Your goal » Print every record below exactly as written.

Dataset items »
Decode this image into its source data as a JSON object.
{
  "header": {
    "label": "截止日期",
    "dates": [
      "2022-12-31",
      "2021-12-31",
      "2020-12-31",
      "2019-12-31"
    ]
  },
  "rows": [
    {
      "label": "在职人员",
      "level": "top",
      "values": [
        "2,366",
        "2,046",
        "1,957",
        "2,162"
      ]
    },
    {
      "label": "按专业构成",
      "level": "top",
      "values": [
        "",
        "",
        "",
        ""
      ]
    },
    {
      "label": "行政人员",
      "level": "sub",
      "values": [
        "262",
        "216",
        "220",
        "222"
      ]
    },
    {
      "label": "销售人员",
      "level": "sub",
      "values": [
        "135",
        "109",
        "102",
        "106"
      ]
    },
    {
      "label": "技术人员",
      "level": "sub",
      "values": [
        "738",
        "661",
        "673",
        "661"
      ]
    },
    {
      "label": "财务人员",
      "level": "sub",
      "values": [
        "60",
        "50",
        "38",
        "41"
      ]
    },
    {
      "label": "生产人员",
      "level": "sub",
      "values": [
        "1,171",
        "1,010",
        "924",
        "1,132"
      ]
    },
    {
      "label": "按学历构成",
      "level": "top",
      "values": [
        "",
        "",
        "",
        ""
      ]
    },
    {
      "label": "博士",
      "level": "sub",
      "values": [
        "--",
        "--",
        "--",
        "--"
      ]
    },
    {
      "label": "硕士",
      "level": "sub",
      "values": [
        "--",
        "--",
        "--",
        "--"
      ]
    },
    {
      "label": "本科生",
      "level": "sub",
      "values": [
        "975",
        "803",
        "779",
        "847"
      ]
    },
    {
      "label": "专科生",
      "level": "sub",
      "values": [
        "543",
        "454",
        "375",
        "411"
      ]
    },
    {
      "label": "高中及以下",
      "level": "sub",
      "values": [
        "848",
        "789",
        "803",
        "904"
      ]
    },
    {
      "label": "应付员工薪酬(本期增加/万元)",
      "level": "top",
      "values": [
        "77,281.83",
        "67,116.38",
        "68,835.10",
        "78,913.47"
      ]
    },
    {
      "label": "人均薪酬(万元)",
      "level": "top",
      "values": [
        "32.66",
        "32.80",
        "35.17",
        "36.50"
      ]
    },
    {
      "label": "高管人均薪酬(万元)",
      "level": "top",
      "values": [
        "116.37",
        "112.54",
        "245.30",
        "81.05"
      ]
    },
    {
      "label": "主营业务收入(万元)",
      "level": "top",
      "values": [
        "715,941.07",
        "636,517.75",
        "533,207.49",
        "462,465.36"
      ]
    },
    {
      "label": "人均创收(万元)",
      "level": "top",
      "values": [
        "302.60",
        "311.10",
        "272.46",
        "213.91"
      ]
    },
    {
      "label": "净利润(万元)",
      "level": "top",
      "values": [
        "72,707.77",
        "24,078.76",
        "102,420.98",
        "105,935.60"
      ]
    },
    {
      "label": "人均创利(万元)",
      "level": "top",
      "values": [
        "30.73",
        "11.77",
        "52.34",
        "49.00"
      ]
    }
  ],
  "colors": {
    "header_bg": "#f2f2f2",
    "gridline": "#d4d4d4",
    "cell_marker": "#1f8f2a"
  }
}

Exercise response »
Decode this image into its source data as a JSON object.
{
  "header": {
    "label": "截止日期",
    "dates": [
      "2022-12-31",
      "2021-12-31",
      "2020-12-31",
      "2019-12-31"
    ]
  },
  "rows": [
    {
      "label": "在职人员",
      "level": "top",
      "values": [
        "2,366",
        "2,046",
        "1,957",
        "2,162"
      ]
    },
    {
      "label": "按专业构成",
      "level": "top",
      "values": [
        "",
        "",
        "",
        ""
      ]
    },
    {
      "label": "行政人员",
      "level": "sub",
      "values": [
        "262",
        "216",
        "220",
        "222"
      ]
    },
    {
      "label": "销售人员",
      "level": "sub",
      "values": [
        "135",
        "109",
        "102",
        "106"
      ]
    },
    {
      "label": "技术人员",
      "level": "sub",
      "values": [
        "738",
        "661",
        "673",
        "661"
      ]
    },
    {
      "label": "财务人员",
      "level": "sub",
      "values": [
        "60",
        "50",
        "38",
        "41"
      ]
    },
    {
      "label": "生产人员",
      "level": "sub",
      "values": [
        "1,171",
        "1,010",
        "924",
        "1,132"
      ]
    },
    {
      "label": "按学历构成",
      "level": "top",
      "values": [
        "",
        "",
        "",
        ""
      ]
    },
    {
      "label": "博士",
      "level": "sub",
      "values": [
        "--",
        "--",
        "--",
        "--"
      ]
    },
    {
      "label": "硕士",
      "level": "sub",
      "values": [
        "--",
        "--",
        "--",
        "--"
      ]
    },
    {
      "label": "本科生",
      "level": "sub",
      "values": [
        "975",
        "803",
        "779",
        "847"
      ]
    },
    {
      "label": "专科生",
      "level": "sub",
      "values": [
        "543",
        "454",
        "375",
        "411"
      ]
    },
    {
      "label": "高中及以下",
      "level": "sub",
      "values": [
        "848",
        "789",
        "803",
        "904"
      ]
    },
    {
      "label": "应付员工薪酬(本期增加/万元)",
      "level": "top",
      "values": [
        "77,281.83",
        "67,116.38",
        "68,835.10",
        "78,913.47"
      ]
    },
    {
      "label": "人均薪酬(万元)",
      "level": "top",
      "values": [
        "32.66",
        "32.80",
        "35.17",
        "36.50"
      ]
    },
    {
      "label": "高管人均薪酬(万元)",
      "level": "top",
      "values": [
        "116.37",
        "112.54",
        "245.30",
        "81.05"
      ]
    },
    {
      "label": "主营业务收入(万元)",
      "level": "top",
      "values": [
        "715,941.07",
        "636,517.75",
        "533,207.49",
        "462,465.36"
      ]
    },
    {
      "label": "人均创收(万元)",
      "level": "top",
      "values": [
        "302.60",
        "311.10",
        "272.46",
        "213.91"
      ]
    },
    {
      "label": "净利润(万元)",
      "level": "top",
      "values": [
        "72,707.77",
        "24,078.76",
        "102,420.98",
        "105,935.60"
      ]
    },
    {
      "label": "人均创利(万元)",
      "level": "top",
      "values": [
        "30.73",
        "11.77",
        "52.34",
        "49.00"
      ]
    }
  ],
  "colors": {
    "header_bg": "#f2f2f2",
    "gridline": "#d4d4d4",
    "cell_marker": "#1f8f2a"
  }
}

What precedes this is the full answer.